Reading passage -
● ● ● ● ● ● ●

I feel a bit over emotional today, I think trying to keep everything balanced is getting to me. I enjoyed some red wine last night but since I am feeling this way, I think I will just hold off on consuming any alcohol for a couple days. I just want everything to work out with college, finances, and work. Here is another example of how my mind works when anxious:
*I get into college and everything works out, GREAT! (there is actually a mental hospital in the works to be built that will be opening around the time I’m ready to intern)
*I get into college but cannot take out a loan in turn take fewer classes and struggle to make bills and buy food, but hopefully making the payments for school without getting in the hole. At least I am still in school and working toward a career goal.
* Cannot get into school and considering this is one of the easiest community colleges to get into I’m probably screwed when it comes to advancing my schooling thus having two options:
- I stay at my job making a tad bit higher than livable wage where I at least have decent benefits but am not fully happy and the current happiness at the job will diminish but I can survive (again that whole surviving is only existing)
- I move to Maine where there are job opportunities available that I qualify for but in turn I possibly lose any chance of taking in my daughter if something happens to her parents because they don’t want her away from her family. So, I stay where I am unhappy in the future and with no chance of advancement because the company only advances employees with degrees, or this can lead to two more options:
- I move to Maine and drop everything if something happened to my daughters’ parents and come back to raise my daughter, because honestly, I would have a stronger support system here and would have no problem giving up everything if it meant a better future for my daughter
- I say okay and agree to her going to family she has doesn’t have that unique bond with and hope for the emotional best and her psychological well-being isn’t too effected long term.

● ● ● ● ● ● ●

Data section -

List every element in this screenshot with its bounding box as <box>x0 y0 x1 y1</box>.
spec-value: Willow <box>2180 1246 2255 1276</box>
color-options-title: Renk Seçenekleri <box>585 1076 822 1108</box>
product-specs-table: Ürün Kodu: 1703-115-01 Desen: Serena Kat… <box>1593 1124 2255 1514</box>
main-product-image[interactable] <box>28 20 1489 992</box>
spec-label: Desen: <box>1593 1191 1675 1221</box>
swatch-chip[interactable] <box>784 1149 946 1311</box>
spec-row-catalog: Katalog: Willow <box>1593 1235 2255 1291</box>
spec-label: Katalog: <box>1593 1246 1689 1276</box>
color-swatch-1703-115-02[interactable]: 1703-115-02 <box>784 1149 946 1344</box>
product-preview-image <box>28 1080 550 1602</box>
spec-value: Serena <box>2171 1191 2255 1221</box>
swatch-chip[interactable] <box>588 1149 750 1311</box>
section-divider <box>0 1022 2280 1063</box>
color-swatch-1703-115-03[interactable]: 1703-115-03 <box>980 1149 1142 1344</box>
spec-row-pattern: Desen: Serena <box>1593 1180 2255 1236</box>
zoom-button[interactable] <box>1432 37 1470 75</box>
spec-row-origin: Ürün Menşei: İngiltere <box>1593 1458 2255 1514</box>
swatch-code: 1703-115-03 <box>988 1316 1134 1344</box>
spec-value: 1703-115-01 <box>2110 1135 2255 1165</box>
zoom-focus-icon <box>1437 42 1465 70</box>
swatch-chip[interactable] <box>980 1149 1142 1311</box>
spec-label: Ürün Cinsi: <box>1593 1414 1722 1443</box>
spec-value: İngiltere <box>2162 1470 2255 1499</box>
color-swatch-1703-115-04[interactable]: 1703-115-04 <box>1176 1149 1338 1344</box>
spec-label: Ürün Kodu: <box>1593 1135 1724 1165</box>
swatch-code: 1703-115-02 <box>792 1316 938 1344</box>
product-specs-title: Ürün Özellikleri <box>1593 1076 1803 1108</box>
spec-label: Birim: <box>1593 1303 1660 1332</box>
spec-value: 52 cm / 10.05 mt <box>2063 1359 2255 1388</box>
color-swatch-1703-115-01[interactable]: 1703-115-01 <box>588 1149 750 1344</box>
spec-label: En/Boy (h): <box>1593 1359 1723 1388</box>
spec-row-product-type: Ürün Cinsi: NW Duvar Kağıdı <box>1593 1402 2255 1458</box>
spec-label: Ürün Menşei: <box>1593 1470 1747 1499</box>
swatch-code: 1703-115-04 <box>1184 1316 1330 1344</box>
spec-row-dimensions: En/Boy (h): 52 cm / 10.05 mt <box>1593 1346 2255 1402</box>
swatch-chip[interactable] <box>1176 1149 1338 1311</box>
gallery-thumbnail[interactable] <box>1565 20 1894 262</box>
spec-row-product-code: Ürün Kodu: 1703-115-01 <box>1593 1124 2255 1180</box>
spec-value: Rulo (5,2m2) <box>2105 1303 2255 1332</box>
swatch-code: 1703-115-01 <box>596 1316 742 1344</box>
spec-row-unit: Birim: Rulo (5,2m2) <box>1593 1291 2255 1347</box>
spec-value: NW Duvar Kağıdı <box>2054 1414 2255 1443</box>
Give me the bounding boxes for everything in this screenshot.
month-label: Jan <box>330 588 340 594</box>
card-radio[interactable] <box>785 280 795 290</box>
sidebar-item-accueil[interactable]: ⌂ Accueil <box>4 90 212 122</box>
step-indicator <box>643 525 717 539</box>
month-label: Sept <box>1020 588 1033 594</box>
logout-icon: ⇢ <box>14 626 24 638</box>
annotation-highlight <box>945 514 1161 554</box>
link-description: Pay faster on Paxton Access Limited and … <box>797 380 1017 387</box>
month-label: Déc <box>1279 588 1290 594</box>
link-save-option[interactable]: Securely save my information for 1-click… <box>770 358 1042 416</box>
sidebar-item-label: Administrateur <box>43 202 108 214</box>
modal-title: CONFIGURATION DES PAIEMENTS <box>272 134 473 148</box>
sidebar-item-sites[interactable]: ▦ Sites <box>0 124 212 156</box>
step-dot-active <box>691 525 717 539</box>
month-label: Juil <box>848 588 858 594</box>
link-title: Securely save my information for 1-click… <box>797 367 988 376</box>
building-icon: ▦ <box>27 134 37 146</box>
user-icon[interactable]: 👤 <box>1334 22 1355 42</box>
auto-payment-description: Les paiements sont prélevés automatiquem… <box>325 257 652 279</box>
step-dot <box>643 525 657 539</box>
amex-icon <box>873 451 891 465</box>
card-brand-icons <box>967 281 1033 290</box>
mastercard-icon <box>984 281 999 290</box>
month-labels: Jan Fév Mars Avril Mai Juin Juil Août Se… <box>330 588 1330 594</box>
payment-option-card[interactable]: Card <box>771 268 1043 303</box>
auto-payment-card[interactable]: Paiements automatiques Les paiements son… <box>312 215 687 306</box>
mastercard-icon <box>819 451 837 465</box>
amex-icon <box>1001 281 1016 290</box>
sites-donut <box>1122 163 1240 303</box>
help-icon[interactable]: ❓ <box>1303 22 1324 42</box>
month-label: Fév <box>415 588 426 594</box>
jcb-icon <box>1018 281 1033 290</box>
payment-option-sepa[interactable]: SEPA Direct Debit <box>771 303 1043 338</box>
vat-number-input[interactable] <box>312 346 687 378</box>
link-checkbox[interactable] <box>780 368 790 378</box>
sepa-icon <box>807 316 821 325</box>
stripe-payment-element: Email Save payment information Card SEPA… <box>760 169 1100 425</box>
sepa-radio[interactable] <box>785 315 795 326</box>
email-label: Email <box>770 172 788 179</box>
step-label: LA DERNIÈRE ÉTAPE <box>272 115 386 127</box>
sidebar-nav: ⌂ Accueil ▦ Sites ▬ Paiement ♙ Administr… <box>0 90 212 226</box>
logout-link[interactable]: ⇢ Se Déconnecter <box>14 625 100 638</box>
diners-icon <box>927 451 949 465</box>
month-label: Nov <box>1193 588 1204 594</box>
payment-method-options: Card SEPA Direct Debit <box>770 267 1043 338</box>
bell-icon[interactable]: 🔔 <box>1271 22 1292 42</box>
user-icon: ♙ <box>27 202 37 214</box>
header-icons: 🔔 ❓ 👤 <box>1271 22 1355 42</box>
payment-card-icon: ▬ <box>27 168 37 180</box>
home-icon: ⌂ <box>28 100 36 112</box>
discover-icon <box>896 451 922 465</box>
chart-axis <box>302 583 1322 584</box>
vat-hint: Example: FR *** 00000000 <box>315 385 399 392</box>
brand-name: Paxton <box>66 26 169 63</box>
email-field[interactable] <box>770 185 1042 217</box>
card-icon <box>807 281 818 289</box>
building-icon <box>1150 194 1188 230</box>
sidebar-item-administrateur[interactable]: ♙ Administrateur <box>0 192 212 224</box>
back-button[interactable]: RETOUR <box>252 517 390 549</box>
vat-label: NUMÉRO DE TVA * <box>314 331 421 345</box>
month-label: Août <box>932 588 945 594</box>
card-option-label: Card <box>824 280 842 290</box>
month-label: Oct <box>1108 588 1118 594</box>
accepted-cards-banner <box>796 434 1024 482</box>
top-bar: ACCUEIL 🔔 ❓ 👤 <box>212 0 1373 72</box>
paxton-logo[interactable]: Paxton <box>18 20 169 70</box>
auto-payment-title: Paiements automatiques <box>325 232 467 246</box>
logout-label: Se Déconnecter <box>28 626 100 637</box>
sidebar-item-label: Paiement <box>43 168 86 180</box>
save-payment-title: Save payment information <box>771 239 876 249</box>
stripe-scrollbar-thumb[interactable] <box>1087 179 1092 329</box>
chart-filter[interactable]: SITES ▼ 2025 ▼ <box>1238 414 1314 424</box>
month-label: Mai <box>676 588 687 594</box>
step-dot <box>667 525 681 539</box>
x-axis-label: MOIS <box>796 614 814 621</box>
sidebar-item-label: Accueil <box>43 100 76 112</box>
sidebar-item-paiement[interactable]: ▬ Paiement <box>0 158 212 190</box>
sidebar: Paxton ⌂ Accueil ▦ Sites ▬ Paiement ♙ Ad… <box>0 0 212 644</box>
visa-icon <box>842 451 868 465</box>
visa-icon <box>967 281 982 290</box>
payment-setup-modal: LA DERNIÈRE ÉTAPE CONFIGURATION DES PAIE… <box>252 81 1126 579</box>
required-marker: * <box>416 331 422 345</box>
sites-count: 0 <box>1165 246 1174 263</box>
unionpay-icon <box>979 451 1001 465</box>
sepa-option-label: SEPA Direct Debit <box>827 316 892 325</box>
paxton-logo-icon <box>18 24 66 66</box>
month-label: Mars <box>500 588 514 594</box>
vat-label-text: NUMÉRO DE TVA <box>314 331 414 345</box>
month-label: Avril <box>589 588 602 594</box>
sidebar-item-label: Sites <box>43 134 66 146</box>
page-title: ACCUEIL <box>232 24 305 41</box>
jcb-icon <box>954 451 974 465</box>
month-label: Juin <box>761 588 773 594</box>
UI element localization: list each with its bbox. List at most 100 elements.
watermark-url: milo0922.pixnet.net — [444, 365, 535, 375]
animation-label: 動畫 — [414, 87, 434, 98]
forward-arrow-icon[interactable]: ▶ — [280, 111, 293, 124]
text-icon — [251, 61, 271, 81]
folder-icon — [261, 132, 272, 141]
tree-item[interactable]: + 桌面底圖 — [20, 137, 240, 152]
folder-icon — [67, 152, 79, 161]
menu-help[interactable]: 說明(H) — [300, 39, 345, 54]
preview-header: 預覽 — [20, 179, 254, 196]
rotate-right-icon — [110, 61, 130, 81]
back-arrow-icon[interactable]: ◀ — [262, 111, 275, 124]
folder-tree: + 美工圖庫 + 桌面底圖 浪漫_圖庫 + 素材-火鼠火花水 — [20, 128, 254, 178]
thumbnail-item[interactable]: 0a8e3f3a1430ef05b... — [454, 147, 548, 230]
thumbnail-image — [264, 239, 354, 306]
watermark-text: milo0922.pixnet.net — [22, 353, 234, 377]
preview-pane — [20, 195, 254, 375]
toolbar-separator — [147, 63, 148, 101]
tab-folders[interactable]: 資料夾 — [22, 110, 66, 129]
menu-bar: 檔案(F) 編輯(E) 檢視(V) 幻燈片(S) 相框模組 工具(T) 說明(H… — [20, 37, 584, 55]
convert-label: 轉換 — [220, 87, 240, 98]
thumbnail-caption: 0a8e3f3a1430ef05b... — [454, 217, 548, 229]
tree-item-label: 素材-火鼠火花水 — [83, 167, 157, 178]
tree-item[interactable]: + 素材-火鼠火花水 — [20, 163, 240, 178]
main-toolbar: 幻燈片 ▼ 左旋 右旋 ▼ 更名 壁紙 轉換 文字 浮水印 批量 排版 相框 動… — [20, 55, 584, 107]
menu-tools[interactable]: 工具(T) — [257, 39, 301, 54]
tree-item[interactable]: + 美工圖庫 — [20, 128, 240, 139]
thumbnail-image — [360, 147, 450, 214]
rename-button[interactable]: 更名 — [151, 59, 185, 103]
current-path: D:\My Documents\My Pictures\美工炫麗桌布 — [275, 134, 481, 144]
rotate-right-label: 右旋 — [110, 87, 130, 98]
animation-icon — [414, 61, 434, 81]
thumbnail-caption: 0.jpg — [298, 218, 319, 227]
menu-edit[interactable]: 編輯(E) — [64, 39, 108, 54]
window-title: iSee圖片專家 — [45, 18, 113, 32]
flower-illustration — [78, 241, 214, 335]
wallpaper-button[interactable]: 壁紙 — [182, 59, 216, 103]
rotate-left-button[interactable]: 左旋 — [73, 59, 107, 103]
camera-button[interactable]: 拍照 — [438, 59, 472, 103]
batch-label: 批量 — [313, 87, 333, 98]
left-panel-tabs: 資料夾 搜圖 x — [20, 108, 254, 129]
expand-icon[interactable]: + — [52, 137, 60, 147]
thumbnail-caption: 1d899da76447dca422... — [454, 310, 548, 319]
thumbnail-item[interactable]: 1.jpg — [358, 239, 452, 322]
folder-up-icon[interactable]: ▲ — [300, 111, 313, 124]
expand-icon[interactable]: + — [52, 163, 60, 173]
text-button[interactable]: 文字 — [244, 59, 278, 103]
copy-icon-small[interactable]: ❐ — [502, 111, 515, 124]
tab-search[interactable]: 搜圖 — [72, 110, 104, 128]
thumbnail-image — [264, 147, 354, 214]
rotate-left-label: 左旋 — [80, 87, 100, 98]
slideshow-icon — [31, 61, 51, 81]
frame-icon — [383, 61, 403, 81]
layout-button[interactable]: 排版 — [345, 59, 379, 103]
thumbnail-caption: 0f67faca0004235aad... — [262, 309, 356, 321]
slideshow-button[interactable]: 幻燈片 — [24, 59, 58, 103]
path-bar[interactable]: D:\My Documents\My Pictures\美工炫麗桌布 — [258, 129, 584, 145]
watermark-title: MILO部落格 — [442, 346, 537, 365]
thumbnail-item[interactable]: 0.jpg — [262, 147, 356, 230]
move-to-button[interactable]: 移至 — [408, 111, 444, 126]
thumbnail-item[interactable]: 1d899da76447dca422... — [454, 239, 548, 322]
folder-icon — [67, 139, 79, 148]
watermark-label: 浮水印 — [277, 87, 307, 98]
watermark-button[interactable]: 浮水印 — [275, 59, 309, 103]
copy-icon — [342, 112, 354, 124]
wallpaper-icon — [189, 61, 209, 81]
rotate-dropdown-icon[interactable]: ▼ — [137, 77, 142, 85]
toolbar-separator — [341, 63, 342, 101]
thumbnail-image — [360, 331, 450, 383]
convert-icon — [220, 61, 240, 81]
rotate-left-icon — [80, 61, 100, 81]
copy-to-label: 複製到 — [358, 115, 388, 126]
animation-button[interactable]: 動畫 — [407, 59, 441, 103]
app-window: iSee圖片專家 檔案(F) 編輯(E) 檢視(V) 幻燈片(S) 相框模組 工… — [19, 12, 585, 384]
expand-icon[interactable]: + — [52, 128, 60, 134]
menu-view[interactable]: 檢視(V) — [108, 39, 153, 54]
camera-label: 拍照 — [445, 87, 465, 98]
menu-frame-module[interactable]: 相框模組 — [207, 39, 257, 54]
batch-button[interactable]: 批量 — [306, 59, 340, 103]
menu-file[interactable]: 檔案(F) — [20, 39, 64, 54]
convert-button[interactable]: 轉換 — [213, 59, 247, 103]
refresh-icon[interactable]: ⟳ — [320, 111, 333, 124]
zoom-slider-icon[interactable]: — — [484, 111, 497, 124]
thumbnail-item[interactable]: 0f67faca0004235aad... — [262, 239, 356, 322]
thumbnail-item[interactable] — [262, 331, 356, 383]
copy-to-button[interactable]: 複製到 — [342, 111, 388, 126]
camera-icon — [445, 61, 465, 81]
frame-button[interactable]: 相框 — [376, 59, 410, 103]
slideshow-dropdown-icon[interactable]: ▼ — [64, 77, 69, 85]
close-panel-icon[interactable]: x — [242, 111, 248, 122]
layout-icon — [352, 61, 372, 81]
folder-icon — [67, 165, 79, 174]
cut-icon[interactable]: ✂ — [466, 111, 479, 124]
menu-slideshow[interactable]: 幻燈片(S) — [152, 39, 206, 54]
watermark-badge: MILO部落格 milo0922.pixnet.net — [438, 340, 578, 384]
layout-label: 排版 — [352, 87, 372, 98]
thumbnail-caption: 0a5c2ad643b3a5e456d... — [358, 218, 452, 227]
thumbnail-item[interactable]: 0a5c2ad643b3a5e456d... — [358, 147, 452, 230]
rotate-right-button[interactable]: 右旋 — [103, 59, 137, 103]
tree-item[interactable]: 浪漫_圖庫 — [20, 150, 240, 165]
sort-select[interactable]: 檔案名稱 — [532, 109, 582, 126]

● ● ● ● ● ● ●

List of tasks -
1. Repeat the part of the blog post about anxiety over college, money, and work starting at "I feel a bit" and ending at "a career goal.".
2. Using the blog post about anxiety over college, money, and work, answer yes or no to each statement and quote the words that decide it.
(a) The writer had red wine the night before writing.
(b) The writer's company promotes employees who have no degree.
(c) The writer's current job pays well below a livable wage.
3. Resume the blog post about anxiety over college, money, and work, picking up after its final sentence.

Answer section -
1.
I feel a bit over emotional today, I think trying to keep everything balanced is getting to me. I enjoyed some red wine last night but since I am feeling this way, I think I will just hold off on consuming any alcohol for a couple days. I just want everything to work out with college, finances, and work. Here is another example of how my mind works when anxious:
*I get into college and everything works out, GREAT! (there is actually a mental hospital in the works to be built that will be opening around the time I’m ready to intern)
*I get into college but cannot take out a loan in turn take fewer classes and struggle to make bills and buy food, but hopefully making the payments for school without getting in the hole. At least I am still in school and working toward a career goal.

2.
(a) Yes: "I enjoyed some red wine last night"
(b) No: "the company only advances employees with degrees"
(c) No: "making a tad bit higher than livable wage"

3.
- But all these situations depend on the world staying on its current stability because all it takes is a solar flare to disrupt everything and in turn causing half the people to no longer exist and thus causing the remainder to fight for survival or die off from famine, which than I really need to be near my daughter.
And that’s when I need to shut my mind off and breathe, but it’s a prime example of what continuously goes on in my head.
Well, I hope I provided some insight into who I am without sounding too crazy. I would say I am crazy but there is that whole “crazy people don’t know they are crazy.” I am going to go to Target with my daughter and her parents to try to keep my mind off everything but current happy situations. I think we may try to get some friends to come over to play board games or something, if not we can usually keep ourselves entertained. I ate healthy yesterday and only purged once, but it was a little amount and when I thought about why I was doing it other than habit I stopped. I had bacon, scrambled eggs with a small amount of cheese for breakfast today. I had coffee; I love coffee too much probably. So, it is Saturday, I will try to keep my moods and mind stable and do my best to be good to myself today. I know I always say that, and I do try, it often is brought down if I consume bad food because once I have that taste of sugar my mind wants to use it to solve all its problems. I will try my best not to do that today. Well, Good Day to all!